*STATED EXERCISE:*
Below is a block of records; reproduce all of them exactly and leave out any pictures.

*RECORDS FOR THE TASK:*
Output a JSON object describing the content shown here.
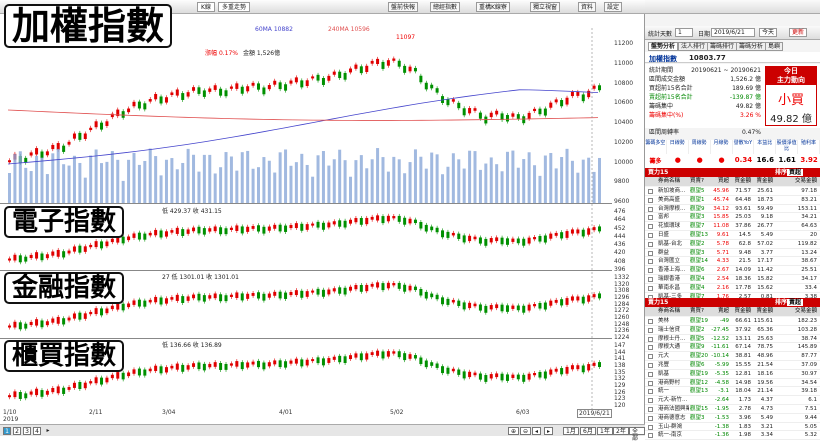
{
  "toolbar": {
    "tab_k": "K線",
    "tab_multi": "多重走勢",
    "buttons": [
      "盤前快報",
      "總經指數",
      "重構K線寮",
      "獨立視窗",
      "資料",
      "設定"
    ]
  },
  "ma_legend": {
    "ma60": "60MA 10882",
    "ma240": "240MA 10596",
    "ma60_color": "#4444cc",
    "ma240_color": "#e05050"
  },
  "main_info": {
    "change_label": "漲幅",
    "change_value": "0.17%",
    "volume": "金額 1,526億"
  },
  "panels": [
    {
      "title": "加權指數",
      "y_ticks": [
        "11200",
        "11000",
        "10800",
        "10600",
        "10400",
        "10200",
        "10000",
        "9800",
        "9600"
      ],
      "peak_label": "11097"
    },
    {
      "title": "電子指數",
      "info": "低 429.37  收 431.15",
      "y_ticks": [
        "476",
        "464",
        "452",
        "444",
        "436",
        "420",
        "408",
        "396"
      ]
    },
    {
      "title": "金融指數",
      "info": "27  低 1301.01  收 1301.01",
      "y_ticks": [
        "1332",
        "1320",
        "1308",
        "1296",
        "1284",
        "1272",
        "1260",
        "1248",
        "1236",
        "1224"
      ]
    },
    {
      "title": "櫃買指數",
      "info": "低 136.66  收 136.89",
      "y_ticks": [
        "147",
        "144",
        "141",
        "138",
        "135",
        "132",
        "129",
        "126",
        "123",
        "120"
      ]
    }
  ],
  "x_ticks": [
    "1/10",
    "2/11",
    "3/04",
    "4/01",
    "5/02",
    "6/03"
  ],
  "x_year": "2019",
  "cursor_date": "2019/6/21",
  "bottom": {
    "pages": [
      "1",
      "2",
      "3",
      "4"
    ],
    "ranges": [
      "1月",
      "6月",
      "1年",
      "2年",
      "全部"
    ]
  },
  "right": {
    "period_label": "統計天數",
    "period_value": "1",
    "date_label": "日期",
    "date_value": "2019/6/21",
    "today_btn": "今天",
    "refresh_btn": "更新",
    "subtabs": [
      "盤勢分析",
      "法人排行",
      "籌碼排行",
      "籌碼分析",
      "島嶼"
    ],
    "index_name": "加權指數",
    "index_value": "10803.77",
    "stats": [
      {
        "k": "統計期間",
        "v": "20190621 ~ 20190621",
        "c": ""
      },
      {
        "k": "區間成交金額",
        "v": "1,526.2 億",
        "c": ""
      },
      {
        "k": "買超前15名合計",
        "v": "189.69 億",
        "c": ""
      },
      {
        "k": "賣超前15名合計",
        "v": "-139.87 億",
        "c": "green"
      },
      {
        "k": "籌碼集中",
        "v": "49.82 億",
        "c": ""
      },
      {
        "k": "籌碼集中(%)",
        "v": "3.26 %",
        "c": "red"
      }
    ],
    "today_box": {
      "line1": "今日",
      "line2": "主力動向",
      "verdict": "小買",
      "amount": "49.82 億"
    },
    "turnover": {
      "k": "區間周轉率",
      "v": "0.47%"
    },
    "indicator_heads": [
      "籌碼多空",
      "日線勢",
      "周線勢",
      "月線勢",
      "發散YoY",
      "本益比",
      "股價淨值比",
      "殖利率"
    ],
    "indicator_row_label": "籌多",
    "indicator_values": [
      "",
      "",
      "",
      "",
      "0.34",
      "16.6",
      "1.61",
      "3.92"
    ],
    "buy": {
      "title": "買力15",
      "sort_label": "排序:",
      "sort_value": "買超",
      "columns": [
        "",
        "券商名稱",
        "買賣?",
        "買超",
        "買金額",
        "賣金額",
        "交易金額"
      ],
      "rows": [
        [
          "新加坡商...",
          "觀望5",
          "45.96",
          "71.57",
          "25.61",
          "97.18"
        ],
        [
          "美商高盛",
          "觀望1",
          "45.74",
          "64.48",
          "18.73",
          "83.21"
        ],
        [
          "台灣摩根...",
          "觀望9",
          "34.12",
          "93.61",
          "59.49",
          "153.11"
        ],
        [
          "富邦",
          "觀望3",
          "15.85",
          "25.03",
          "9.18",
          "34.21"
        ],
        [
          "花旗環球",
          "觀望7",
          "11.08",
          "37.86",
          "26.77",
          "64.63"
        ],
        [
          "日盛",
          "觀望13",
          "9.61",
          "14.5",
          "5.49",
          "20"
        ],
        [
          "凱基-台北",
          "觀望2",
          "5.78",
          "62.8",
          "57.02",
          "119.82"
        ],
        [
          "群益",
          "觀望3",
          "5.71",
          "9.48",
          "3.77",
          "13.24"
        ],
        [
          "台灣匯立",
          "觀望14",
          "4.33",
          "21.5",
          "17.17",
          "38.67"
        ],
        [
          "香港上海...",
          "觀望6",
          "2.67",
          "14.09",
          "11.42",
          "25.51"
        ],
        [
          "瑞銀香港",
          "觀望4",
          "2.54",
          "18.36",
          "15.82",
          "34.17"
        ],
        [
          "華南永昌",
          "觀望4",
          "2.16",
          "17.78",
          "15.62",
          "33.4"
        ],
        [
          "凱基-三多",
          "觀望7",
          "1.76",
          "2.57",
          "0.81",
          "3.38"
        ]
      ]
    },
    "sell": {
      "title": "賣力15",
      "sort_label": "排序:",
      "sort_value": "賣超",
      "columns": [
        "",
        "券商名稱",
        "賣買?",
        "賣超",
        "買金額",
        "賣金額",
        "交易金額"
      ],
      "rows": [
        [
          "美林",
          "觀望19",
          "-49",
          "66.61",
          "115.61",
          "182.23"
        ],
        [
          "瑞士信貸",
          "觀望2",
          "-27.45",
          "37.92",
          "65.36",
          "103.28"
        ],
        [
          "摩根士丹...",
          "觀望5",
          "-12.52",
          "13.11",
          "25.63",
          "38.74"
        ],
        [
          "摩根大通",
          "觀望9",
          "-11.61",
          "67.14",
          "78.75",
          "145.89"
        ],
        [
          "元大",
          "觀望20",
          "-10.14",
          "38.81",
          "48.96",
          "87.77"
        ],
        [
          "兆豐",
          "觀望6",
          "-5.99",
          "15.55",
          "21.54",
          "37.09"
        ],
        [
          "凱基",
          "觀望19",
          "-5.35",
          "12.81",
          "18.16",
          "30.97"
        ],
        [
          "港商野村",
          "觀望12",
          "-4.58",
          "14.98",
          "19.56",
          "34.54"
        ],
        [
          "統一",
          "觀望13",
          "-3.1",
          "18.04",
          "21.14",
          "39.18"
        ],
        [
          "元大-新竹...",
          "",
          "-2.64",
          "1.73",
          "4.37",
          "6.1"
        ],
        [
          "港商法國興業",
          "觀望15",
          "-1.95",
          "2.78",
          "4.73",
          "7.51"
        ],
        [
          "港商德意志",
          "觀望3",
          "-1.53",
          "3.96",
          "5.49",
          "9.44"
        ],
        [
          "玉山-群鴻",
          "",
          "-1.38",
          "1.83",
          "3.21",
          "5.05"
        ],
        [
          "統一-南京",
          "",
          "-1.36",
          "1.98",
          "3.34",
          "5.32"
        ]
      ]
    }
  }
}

*TASK RESPONSE:*
Output a JSON object describing the content shown here.
{
  "toolbar": {
    "tab_k": "K線",
    "tab_multi": "多重走勢",
    "buttons": [
      "盤前快報",
      "總經指數",
      "重構K線寮",
      "獨立視窗",
      "資料",
      "設定"
    ]
  },
  "ma_legend": {
    "ma60": "60MA 10882",
    "ma240": "240MA 10596",
    "ma60_color": "#4444cc",
    "ma240_color": "#e05050"
  },
  "main_info": {
    "change_label": "漲幅",
    "change_value": "0.17%",
    "volume": "金額 1,526億"
  },
  "panels": [
    {
      "title": "加權指數",
      "y_ticks": [
        "11200",
        "11000",
        "10800",
        "10600",
        "10400",
        "10200",
        "10000",
        "9800",
        "9600"
      ],
      "peak_label": "11097"
    },
    {
      "title": "電子指數",
      "info": "低 429.37  收 431.15",
      "y_ticks": [
        "476",
        "464",
        "452",
        "444",
        "436",
        "420",
        "408",
        "396"
      ]
    },
    {
      "title": "金融指數",
      "info": "27  低 1301.01  收 1301.01",
      "y_ticks": [
        "1332",
        "1320",
        "1308",
        "1296",
        "1284",
        "1272",
        "1260",
        "1248",
        "1236",
        "1224"
      ]
    },
    {
      "title": "櫃買指數",
      "info": "低 136.66  收 136.89",
      "y_ticks": [
        "147",
        "144",
        "141",
        "138",
        "135",
        "132",
        "129",
        "126",
        "123",
        "120"
      ]
    }
  ],
  "x_ticks": [
    "1/10",
    "2/11",
    "3/04",
    "4/01",
    "5/02",
    "6/03"
  ],
  "x_year": "2019",
  "cursor_date": "2019/6/21",
  "bottom": {
    "pages": [
      "1",
      "2",
      "3",
      "4"
    ],
    "ranges": [
      "1月",
      "6月",
      "1年",
      "2年",
      "全部"
    ]
  },
  "right": {
    "period_label": "統計天數",
    "period_value": "1",
    "date_label": "日期",
    "date_value": "2019/6/21",
    "today_btn": "今天",
    "refresh_btn": "更新",
    "subtabs": [
      "盤勢分析",
      "法人排行",
      "籌碼排行",
      "籌碼分析",
      "島嶼"
    ],
    "index_name": "加權指數",
    "index_value": "10803.77",
    "stats": [
      {
        "k": "統計期間",
        "v": "20190621 ~ 20190621",
        "c": ""
      },
      {
        "k": "區間成交金額",
        "v": "1,526.2 億",
        "c": ""
      },
      {
        "k": "買超前15名合計",
        "v": "189.69 億",
        "c": ""
      },
      {
        "k": "賣超前15名合計",
        "v": "-139.87 億",
        "c": "green"
      },
      {
        "k": "籌碼集中",
        "v": "49.82 億",
        "c": ""
      },
      {
        "k": "籌碼集中(%)",
        "v": "3.26 %",
        "c": "red"
      }
    ],
    "today_box": {
      "line1": "今日",
      "line2": "主力動向",
      "verdict": "小買",
      "amount": "49.82 億"
    },
    "turnover": {
      "k": "區間周轉率",
      "v": "0.47%"
    },
    "indicator_heads": [
      "籌碼多空",
      "日線勢",
      "周線勢",
      "月線勢",
      "發散YoY",
      "本益比",
      "股價淨值比",
      "殖利率"
    ],
    "indicator_row_label": "籌多",
    "indicator_values": [
      "",
      "",
      "",
      "",
      "0.34",
      "16.6",
      "1.61",
      "3.92"
    ],
    "buy": {
      "title": "買力15",
      "sort_label": "排序:",
      "sort_value": "買超",
      "columns": [
        "",
        "券商名稱",
        "買賣?",
        "買超",
        "買金額",
        "賣金額",
        "交易金額"
      ],
      "rows": [
        [
          "新加坡商...",
          "觀望5",
          "45.96",
          "71.57",
          "25.61",
          "97.18"
        ],
        [
          "美商高盛",
          "觀望1",
          "45.74",
          "64.48",
          "18.73",
          "83.21"
        ],
        [
          "台灣摩根...",
          "觀望9",
          "34.12",
          "93.61",
          "59.49",
          "153.11"
        ],
        [
          "富邦",
          "觀望3",
          "15.85",
          "25.03",
          "9.18",
          "34.21"
        ],
        [
          "花旗環球",
          "觀望7",
          "11.08",
          "37.86",
          "26.77",
          "64.63"
        ],
        [
          "日盛",
          "觀望13",
          "9.61",
          "14.5",
          "5.49",
          "20"
        ],
        [
          "凱基-台北",
          "觀望2",
          "5.78",
          "62.8",
          "57.02",
          "119.82"
        ],
        [
          "群益",
          "觀望3",
          "5.71",
          "9.48",
          "3.77",
          "13.24"
        ],
        [
          "台灣匯立",
          "觀望14",
          "4.33",
          "21.5",
          "17.17",
          "38.67"
        ],
        [
          "香港上海...",
          "觀望6",
          "2.67",
          "14.09",
          "11.42",
          "25.51"
        ],
        [
          "瑞銀香港",
          "觀望4",
          "2.54",
          "18.36",
          "15.82",
          "34.17"
        ],
        [
          "華南永昌",
          "觀望4",
          "2.16",
          "17.78",
          "15.62",
          "33.4"
        ],
        [
          "凱基-三多",
          "觀望7",
          "1.76",
          "2.57",
          "0.81",
          "3.38"
        ]
      ]
    },
    "sell": {
      "title": "賣力15",
      "sort_label": "排序:",
      "sort_value": "賣超",
      "columns": [
        "",
        "券商名稱",
        "賣買?",
        "賣超",
        "買金額",
        "賣金額",
        "交易金額"
      ],
      "rows": [
        [
          "美林",
          "觀望19",
          "-49",
          "66.61",
          "115.61",
          "182.23"
        ],
        [
          "瑞士信貸",
          "觀望2",
          "-27.45",
          "37.92",
          "65.36",
          "103.28"
        ],
        [
          "摩根士丹...",
          "觀望5",
          "-12.52",
          "13.11",
          "25.63",
          "38.74"
        ],
        [
          "摩根大通",
          "觀望9",
          "-11.61",
          "67.14",
          "78.75",
          "145.89"
        ],
        [
          "元大",
          "觀望20",
          "-10.14",
          "38.81",
          "48.96",
          "87.77"
        ],
        [
          "兆豐",
          "觀望6",
          "-5.99",
          "15.55",
          "21.54",
          "37.09"
        ],
        [
          "凱基",
          "觀望19",
          "-5.35",
          "12.81",
          "18.16",
          "30.97"
        ],
        [
          "港商野村",
          "觀望12",
          "-4.58",
          "14.98",
          "19.56",
          "34.54"
        ],
        [
          "統一",
          "觀望13",
          "-3.1",
          "18.04",
          "21.14",
          "39.18"
        ],
        [
          "元大-新竹...",
          "",
          "-2.64",
          "1.73",
          "4.37",
          "6.1"
        ],
        [
          "港商法國興業",
          "觀望15",
          "-1.95",
          "2.78",
          "4.73",
          "7.51"
        ],
        [
          "港商德意志",
          "觀望3",
          "-1.53",
          "3.96",
          "5.49",
          "9.44"
        ],
        [
          "玉山-群鴻",
          "",
          "-1.38",
          "1.83",
          "3.21",
          "5.05"
        ],
        [
          "統一-南京",
          "",
          "-1.36",
          "1.98",
          "3.34",
          "5.32"
        ]
      ]
    }
  }
}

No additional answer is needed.